DIRECTIONS:
Output the line that contains "Enumerate this screenshot's" and every line after it to the end of the entries, with nothing added or left out.

LISTED ENTRIES:
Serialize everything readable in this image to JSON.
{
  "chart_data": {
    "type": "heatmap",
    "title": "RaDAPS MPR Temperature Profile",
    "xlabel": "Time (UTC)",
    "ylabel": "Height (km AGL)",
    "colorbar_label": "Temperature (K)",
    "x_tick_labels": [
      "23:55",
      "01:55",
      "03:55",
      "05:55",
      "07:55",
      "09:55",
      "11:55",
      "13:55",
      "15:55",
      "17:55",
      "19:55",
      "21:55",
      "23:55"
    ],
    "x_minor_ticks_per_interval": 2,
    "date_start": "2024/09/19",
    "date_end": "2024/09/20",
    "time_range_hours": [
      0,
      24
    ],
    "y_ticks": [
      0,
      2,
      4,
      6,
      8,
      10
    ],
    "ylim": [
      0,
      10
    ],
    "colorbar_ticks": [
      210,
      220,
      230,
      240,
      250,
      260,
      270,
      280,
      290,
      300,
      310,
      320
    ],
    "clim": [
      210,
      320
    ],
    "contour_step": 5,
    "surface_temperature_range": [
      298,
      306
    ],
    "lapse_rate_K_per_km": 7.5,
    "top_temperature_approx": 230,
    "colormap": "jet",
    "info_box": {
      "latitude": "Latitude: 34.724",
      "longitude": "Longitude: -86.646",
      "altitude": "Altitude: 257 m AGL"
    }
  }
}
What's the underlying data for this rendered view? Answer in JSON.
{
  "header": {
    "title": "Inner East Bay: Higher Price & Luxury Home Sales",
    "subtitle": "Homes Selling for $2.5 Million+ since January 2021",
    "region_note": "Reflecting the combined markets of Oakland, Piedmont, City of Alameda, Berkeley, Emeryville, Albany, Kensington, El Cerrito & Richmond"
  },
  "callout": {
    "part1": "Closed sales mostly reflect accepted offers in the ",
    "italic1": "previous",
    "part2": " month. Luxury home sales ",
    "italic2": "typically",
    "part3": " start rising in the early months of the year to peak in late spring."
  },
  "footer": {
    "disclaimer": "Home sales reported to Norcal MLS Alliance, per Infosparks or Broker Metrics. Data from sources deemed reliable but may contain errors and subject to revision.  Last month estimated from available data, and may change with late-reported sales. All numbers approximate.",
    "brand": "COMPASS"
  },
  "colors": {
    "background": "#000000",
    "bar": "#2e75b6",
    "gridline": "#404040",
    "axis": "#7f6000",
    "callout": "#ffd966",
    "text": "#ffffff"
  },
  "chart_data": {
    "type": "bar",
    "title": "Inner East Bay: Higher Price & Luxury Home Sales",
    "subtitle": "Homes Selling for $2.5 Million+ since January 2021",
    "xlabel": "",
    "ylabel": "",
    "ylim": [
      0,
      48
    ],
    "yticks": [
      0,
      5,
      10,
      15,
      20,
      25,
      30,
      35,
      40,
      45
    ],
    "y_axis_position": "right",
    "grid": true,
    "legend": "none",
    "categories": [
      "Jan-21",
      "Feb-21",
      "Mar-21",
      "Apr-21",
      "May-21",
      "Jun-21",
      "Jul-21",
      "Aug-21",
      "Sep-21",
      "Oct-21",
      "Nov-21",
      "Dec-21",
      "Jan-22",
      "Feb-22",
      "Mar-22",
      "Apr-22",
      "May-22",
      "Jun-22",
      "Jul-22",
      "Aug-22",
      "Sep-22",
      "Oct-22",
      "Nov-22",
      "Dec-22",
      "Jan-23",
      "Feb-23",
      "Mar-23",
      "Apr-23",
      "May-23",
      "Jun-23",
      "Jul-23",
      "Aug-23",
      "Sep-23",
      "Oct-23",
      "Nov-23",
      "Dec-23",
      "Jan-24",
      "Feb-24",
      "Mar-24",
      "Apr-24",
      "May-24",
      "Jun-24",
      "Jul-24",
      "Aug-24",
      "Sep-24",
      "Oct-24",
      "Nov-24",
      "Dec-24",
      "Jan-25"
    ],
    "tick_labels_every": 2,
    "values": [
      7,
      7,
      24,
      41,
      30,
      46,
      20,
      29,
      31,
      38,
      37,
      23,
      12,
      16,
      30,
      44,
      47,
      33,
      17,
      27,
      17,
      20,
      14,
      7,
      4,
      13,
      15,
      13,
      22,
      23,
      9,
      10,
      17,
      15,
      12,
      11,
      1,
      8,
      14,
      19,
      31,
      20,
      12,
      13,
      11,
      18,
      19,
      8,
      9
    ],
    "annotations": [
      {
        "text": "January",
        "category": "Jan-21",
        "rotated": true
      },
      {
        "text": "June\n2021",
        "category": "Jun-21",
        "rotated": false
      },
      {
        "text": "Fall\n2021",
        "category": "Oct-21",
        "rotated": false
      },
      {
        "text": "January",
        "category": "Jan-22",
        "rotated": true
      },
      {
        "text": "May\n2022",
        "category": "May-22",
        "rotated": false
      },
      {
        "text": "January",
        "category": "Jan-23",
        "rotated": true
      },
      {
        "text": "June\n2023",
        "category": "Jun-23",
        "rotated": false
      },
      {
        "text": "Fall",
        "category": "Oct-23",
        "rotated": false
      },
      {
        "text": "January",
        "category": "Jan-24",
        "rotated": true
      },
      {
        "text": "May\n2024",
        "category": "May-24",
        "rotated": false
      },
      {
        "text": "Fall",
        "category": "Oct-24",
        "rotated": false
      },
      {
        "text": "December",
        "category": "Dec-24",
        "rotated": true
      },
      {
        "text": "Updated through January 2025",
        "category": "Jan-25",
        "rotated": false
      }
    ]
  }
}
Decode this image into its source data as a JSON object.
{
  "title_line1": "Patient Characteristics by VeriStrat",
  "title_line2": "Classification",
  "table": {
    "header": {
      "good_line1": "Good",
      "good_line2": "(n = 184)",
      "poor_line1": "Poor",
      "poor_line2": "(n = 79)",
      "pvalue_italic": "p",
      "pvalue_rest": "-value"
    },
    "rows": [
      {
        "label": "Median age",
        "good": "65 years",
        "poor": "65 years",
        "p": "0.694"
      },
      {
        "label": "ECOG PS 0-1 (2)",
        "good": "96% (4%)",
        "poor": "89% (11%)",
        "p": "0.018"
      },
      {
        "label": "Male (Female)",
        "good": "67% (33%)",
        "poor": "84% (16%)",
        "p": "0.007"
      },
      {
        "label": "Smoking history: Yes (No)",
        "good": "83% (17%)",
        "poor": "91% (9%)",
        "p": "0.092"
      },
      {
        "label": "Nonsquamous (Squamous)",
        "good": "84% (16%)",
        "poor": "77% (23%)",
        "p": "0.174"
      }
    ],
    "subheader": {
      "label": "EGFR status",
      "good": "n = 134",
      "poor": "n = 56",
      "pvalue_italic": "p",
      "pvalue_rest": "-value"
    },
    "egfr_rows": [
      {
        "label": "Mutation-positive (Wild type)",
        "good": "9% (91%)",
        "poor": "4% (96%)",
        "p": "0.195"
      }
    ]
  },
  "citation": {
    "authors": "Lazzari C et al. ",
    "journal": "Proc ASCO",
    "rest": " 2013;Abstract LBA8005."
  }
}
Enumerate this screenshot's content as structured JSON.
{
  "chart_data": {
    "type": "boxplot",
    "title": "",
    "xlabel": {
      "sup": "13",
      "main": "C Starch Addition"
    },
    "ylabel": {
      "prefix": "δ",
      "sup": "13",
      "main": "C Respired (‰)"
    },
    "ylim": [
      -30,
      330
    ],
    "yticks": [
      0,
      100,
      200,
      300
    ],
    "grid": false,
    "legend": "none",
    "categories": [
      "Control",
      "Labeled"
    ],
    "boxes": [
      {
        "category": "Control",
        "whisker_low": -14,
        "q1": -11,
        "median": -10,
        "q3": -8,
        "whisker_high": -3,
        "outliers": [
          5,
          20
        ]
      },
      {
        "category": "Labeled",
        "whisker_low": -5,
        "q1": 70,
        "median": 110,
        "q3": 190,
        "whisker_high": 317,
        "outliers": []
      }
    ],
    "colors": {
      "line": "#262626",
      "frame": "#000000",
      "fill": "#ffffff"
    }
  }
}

THE REPLY:
Enumerate this screenshot's content as structured JSON.
{
  "chart_data": {
    "type": "boxplot",
    "title": "",
    "xlabel": {
      "sup": "13",
      "main": "C Starch Addition"
    },
    "ylabel": {
      "prefix": "δ",
      "sup": "13",
      "main": "C Respired (‰)"
    },
    "ylim": [
      -30,
      330
    ],
    "yticks": [
      0,
      100,
      200,
      300
    ],
    "grid": false,
    "legend": "none",
    "categories": [
      "Control",
      "Labeled"
    ],
    "boxes": [
      {
        "category": "Control",
        "whisker_low": -14,
        "q1": -11,
        "median": -10,
        "q3": -8,
        "whisker_high": -3,
        "outliers": [
          5,
          20
        ]
      },
      {
        "category": "Labeled",
        "whisker_low": -5,
        "q1": 70,
        "median": 110,
        "q3": 190,
        "whisker_high": 317,
        "outliers": []
      }
    ],
    "colors": {
      "line": "#262626",
      "frame": "#000000",
      "fill": "#ffffff"
    }
  }
}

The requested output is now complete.